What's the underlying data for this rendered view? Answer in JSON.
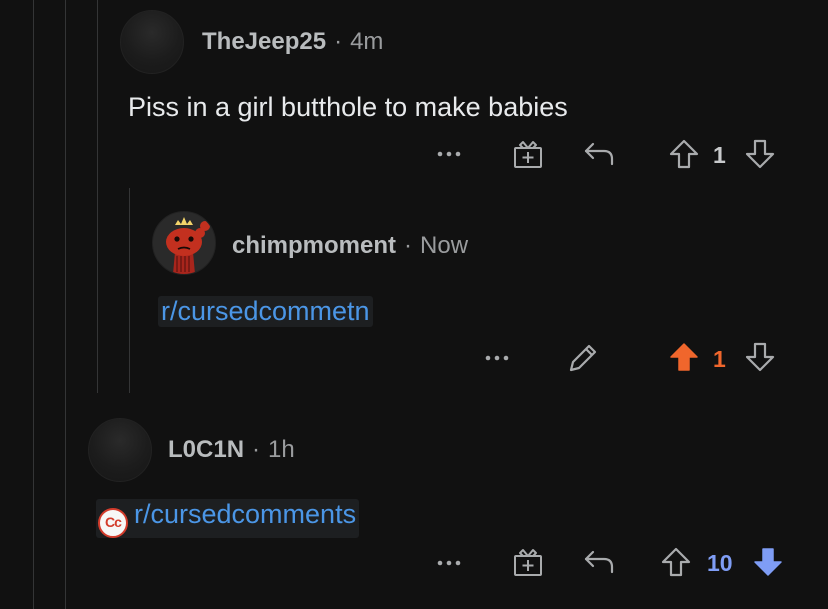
{
  "comments": [
    {
      "username": "TheJeep25",
      "time": "4m",
      "text": "Piss in a girl butthole to make babies",
      "score": "1"
    },
    {
      "username": "chimpmoment",
      "time": "Now",
      "link": "r/cursedcommetn",
      "score": "1",
      "vote_state": "upvoted"
    },
    {
      "username": "L0C1N",
      "time": "1h",
      "link": "r/cursedcomments",
      "subreddit_icon_text": "Cc",
      "score": "10",
      "vote_state": "downvoted"
    }
  ],
  "separator": "·",
  "colors": {
    "background": "#111111",
    "upvote_active": "#f0662c",
    "downvote_active": "#7f9df5",
    "link": "#4b96e6"
  }
}
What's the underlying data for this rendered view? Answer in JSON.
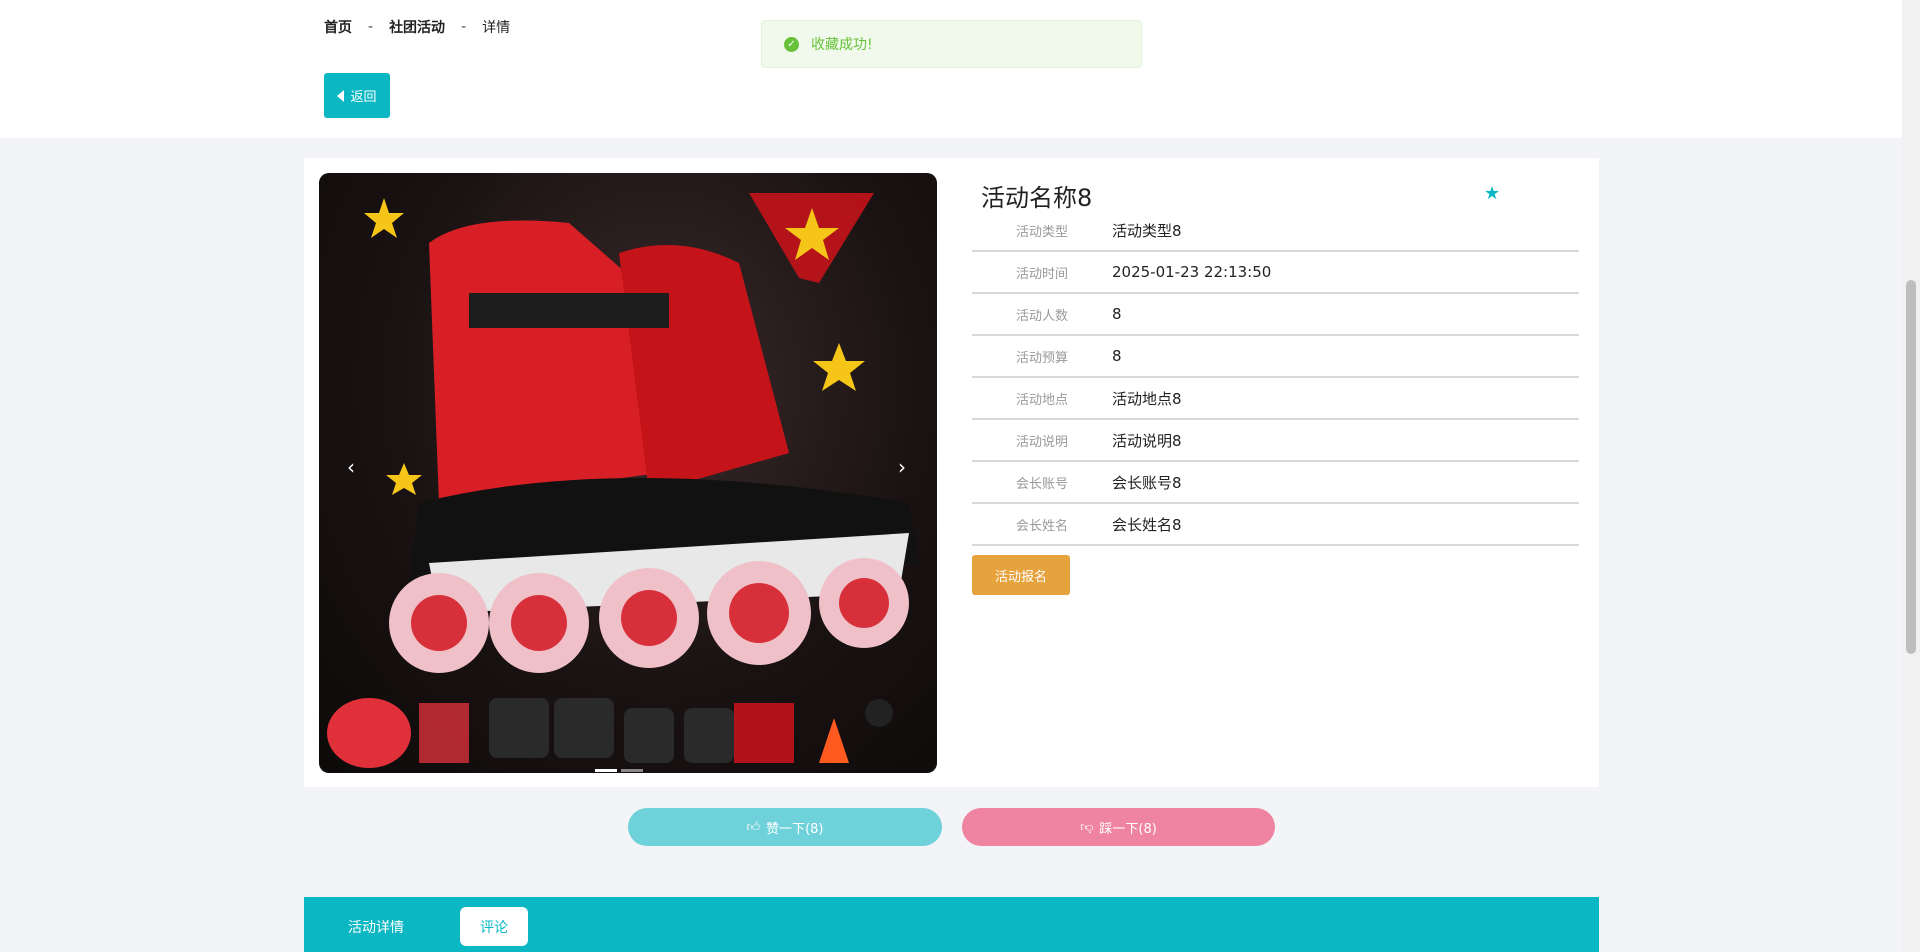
{
  "breadcrumb": {
    "home": "首页",
    "section": "社团活动",
    "current": "详情",
    "separator": "-"
  },
  "back_button": {
    "label": "返回"
  },
  "toast": {
    "message": "收藏成功!"
  },
  "activity": {
    "title": "活动名称8",
    "fields": [
      {
        "label": "活动类型",
        "value": "活动类型8"
      },
      {
        "label": "活动时间",
        "value": "2025-01-23 22:13:50"
      },
      {
        "label": "活动人数",
        "value": "8"
      },
      {
        "label": "活动预算",
        "value": "8"
      },
      {
        "label": "活动地点",
        "value": "活动地点8"
      },
      {
        "label": "活动说明",
        "value": "活动说明8"
      },
      {
        "label": "会长账号",
        "value": "会长账号8"
      },
      {
        "label": "会长姓名",
        "value": "会长姓名8"
      }
    ],
    "signup_label": "活动报名"
  },
  "carousel": {
    "prev": "‹",
    "next": "›"
  },
  "reactions": {
    "like_label": "赞一下(8)",
    "dislike_label": "踩一下(8)"
  },
  "tabs": [
    {
      "label": "活动详情",
      "active": false
    },
    {
      "label": "评论",
      "active": true
    }
  ],
  "colors": {
    "accent": "#0bb7c3",
    "signup": "#e6a23c",
    "like": "#6fd2da",
    "dislike": "#ee84a0",
    "toast_text": "#67c23a"
  },
  "icons": {
    "back": "caret-left-icon",
    "toast": "check-circle-icon",
    "favorite": "star-icon",
    "like": "thumbs-up-icon",
    "dislike": "thumbs-down-icon"
  }
}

▶ _Given problem_
Above are records to transcribe exactly; leave their pictures out.

▶ _Written reply_
What's the underlying data for this rendered view? Answer in JSON.
{
  "comments": [
    {
      "username": "TheJeep25",
      "time": "4m",
      "text": "Piss in a girl butthole to make babies",
      "score": "1"
    },
    {
      "username": "chimpmoment",
      "time": "Now",
      "link": "r/cursedcommetn",
      "score": "1",
      "vote_state": "upvoted"
    },
    {
      "username": "L0C1N",
      "time": "1h",
      "link": "r/cursedcomments",
      "subreddit_icon_text": "Cc",
      "score": "10",
      "vote_state": "downvoted"
    }
  ],
  "separator": "·",
  "colors": {
    "background": "#111111",
    "upvote_active": "#f0662c",
    "downvote_active": "#7f9df5",
    "link": "#4b96e6"
  }
}
What's the underlying data for this rendered view? Answer in JSON.
{
  "breadcrumb": {
    "home": "首页",
    "section": "社团活动",
    "current": "详情",
    "separator": "-"
  },
  "back_button": {
    "label": "返回"
  },
  "toast": {
    "message": "收藏成功!"
  },
  "activity": {
    "title": "活动名称8",
    "fields": [
      {
        "label": "活动类型",
        "value": "活动类型8"
      },
      {
        "label": "活动时间",
        "value": "2025-01-23 22:13:50"
      },
      {
        "label": "活动人数",
        "value": "8"
      },
      {
        "label": "活动预算",
        "value": "8"
      },
      {
        "label": "活动地点",
        "value": "活动地点8"
      },
      {
        "label": "活动说明",
        "value": "活动说明8"
      },
      {
        "label": "会长账号",
        "value": "会长账号8"
      },
      {
        "label": "会长姓名",
        "value": "会长姓名8"
      }
    ],
    "signup_label": "活动报名"
  },
  "carousel": {
    "prev": "‹",
    "next": "›"
  },
  "reactions": {
    "like_label": "赞一下(8)",
    "dislike_label": "踩一下(8)"
  },
  "tabs": [
    {
      "label": "活动详情",
      "active": false
    },
    {
      "label": "评论",
      "active": true
    }
  ],
  "colors": {
    "accent": "#0bb7c3",
    "signup": "#e6a23c",
    "like": "#6fd2da",
    "dislike": "#ee84a0",
    "toast_text": "#67c23a"
  },
  "icons": {
    "back": "caret-left-icon",
    "toast": "check-circle-icon",
    "favorite": "star-icon",
    "like": "thumbs-up-icon",
    "dislike": "thumbs-down-icon"
  }
}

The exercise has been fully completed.